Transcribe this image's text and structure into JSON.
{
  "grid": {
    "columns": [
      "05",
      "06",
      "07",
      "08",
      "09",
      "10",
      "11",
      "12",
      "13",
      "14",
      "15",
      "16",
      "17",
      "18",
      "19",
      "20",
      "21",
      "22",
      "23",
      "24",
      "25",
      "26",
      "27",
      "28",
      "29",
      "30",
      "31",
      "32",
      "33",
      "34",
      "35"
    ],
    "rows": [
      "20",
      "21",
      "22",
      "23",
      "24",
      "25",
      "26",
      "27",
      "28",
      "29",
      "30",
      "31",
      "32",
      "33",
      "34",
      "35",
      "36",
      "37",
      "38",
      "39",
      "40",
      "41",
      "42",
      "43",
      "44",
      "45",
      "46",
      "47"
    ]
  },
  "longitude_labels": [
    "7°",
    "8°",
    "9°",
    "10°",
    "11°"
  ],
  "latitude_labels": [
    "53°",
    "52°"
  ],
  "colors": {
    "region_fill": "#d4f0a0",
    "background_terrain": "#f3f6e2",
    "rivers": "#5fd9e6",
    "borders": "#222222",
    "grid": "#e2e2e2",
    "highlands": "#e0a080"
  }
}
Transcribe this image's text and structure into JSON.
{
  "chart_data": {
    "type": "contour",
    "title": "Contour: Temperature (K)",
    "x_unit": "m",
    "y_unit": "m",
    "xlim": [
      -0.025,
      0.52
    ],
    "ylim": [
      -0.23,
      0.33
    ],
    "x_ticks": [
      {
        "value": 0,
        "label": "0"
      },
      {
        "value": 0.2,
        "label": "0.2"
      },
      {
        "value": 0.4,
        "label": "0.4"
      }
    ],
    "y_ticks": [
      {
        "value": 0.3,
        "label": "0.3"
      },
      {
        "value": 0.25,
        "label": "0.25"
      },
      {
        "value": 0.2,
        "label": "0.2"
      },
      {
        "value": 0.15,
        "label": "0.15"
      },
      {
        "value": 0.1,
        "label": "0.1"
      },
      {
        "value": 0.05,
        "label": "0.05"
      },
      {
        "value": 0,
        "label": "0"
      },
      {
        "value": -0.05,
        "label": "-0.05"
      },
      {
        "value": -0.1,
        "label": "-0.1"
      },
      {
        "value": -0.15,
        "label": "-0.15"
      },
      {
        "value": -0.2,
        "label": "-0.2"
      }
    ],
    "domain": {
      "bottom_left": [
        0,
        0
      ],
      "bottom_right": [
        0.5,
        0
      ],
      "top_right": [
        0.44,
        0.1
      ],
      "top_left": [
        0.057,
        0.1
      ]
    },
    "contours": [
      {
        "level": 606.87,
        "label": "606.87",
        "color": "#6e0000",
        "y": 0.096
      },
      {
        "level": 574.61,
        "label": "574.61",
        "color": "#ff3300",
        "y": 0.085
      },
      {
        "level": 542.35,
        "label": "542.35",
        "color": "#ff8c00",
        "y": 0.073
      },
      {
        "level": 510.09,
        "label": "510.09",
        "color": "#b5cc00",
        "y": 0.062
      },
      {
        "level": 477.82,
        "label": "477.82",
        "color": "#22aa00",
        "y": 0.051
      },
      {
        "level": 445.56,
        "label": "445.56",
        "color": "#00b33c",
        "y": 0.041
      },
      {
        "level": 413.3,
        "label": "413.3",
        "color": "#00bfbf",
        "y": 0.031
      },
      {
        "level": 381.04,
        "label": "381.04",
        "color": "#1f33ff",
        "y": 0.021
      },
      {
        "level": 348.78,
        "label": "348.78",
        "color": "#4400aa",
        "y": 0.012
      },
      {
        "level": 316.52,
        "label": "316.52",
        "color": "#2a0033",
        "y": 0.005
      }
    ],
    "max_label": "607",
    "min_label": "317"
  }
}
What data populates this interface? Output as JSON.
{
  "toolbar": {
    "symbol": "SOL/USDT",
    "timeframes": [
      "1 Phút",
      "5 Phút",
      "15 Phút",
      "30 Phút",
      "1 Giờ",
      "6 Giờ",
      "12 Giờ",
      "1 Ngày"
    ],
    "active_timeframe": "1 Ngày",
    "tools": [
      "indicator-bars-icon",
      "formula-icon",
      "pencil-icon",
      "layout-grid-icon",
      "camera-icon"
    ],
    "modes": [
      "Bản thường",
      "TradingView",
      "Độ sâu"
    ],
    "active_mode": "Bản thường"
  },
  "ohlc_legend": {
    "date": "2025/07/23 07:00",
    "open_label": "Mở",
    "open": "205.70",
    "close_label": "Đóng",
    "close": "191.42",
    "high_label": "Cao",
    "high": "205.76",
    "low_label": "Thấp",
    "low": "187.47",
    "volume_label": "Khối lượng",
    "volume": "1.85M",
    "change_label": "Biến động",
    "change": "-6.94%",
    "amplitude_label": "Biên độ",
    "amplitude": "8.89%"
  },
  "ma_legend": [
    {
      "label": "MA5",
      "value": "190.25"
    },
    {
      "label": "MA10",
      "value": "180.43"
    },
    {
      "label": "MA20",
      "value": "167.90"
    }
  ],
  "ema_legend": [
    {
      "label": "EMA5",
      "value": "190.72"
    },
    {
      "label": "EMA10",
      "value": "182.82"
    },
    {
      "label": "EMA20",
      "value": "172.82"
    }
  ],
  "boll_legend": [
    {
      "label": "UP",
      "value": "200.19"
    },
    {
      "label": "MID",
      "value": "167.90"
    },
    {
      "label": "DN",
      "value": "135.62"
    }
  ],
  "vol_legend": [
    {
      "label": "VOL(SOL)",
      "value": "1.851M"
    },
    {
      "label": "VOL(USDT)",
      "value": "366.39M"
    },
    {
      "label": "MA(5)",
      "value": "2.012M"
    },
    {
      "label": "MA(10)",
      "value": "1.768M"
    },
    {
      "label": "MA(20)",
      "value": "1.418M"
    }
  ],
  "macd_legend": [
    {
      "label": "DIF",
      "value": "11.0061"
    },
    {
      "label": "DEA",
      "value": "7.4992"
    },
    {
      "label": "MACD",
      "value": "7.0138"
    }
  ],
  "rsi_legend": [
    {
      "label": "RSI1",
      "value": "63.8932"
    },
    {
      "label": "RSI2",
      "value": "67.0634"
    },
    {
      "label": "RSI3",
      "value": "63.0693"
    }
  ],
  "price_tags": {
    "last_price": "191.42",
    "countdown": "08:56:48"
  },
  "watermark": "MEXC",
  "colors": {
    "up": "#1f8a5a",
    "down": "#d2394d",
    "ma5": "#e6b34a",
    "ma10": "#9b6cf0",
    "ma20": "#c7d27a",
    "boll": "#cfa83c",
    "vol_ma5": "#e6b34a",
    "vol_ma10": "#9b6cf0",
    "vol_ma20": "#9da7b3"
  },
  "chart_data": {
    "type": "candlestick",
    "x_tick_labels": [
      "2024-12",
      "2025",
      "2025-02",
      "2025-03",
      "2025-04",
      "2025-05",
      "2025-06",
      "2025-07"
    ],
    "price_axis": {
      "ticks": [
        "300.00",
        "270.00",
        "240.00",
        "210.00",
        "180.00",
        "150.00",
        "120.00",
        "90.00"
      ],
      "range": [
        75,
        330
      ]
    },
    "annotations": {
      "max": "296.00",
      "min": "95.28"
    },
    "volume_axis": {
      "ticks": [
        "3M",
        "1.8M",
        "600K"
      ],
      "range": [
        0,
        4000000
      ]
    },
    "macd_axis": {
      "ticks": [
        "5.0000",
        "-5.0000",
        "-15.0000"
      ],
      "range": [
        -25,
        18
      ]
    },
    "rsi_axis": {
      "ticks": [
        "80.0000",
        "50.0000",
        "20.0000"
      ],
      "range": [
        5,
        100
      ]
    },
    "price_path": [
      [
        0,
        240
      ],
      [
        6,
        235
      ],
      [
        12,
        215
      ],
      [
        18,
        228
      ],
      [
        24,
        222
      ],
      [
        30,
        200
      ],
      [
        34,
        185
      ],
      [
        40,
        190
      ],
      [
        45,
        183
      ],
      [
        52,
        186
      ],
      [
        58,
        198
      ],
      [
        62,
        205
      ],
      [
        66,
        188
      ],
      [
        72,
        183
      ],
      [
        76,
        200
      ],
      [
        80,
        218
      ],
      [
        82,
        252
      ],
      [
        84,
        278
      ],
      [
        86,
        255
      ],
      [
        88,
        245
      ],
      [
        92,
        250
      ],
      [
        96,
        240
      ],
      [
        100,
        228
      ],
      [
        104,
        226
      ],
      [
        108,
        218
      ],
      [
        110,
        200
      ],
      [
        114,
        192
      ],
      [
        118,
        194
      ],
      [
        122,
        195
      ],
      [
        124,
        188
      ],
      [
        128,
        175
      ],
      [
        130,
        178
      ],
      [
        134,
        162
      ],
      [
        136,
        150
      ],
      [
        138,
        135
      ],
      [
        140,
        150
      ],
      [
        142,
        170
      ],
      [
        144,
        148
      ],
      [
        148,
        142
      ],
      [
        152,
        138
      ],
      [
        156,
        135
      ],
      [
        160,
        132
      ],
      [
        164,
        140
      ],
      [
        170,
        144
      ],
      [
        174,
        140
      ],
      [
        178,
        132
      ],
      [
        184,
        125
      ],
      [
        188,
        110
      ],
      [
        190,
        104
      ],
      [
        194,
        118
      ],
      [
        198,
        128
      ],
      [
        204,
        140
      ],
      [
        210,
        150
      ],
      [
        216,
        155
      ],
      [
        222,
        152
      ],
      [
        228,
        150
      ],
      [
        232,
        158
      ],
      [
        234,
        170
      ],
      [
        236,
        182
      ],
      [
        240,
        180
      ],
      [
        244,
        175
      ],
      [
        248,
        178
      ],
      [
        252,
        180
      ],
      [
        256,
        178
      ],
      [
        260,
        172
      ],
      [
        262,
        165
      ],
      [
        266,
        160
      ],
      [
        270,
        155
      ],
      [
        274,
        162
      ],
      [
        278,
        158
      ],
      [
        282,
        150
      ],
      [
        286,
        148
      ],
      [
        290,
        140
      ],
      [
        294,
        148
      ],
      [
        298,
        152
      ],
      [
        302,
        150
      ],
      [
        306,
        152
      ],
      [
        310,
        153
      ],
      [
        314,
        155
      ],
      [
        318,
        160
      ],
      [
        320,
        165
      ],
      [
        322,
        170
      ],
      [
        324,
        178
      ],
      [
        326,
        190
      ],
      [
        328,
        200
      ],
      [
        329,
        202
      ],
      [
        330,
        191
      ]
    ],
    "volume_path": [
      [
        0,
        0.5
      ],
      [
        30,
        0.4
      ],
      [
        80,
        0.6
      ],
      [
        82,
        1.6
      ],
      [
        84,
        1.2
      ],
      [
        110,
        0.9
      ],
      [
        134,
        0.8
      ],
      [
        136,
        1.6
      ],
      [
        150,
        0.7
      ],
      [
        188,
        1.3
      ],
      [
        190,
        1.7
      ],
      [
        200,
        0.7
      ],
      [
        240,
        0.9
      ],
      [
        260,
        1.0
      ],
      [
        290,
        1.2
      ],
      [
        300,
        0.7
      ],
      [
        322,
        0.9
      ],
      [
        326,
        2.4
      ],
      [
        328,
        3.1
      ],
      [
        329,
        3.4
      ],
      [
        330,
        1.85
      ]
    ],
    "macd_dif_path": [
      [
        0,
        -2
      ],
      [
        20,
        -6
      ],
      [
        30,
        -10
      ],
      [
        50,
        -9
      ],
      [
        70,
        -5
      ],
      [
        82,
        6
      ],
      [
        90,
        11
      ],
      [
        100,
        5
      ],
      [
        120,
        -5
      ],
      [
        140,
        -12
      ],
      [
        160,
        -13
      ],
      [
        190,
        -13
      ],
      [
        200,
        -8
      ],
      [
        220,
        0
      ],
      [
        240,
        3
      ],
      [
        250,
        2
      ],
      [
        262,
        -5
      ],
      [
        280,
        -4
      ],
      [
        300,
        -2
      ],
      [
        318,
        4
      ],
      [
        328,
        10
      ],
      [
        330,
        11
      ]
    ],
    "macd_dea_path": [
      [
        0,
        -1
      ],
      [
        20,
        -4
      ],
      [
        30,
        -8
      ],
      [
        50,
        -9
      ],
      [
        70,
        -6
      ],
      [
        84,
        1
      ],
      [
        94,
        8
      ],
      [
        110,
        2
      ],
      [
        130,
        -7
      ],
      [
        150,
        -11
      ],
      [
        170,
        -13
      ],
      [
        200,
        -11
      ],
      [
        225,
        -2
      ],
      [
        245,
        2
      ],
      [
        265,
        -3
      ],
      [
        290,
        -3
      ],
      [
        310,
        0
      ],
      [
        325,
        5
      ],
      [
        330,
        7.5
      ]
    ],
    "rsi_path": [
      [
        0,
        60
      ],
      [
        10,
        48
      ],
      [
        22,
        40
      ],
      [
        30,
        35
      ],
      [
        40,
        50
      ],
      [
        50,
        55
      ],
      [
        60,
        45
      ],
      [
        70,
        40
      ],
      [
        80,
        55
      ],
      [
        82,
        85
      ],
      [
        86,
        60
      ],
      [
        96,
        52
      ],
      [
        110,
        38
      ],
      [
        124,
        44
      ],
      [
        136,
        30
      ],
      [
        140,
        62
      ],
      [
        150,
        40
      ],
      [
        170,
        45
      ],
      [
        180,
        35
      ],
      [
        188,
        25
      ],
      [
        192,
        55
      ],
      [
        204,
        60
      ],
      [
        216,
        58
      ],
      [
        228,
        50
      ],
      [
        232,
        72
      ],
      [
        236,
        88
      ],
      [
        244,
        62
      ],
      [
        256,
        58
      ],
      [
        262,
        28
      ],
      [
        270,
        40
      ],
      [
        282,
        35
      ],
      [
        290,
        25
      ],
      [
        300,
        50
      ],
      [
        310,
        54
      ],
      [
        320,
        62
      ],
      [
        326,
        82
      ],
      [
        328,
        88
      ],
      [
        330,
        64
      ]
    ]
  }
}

• • • • •

* What the exercise asks *
Copy all lines from the entries that contain the word "icon".

* Written solution *
      "indicator-bars-icon",
      "formula-icon",
      "pencil-icon",
      "layout-grid-icon",
      "camera-icon"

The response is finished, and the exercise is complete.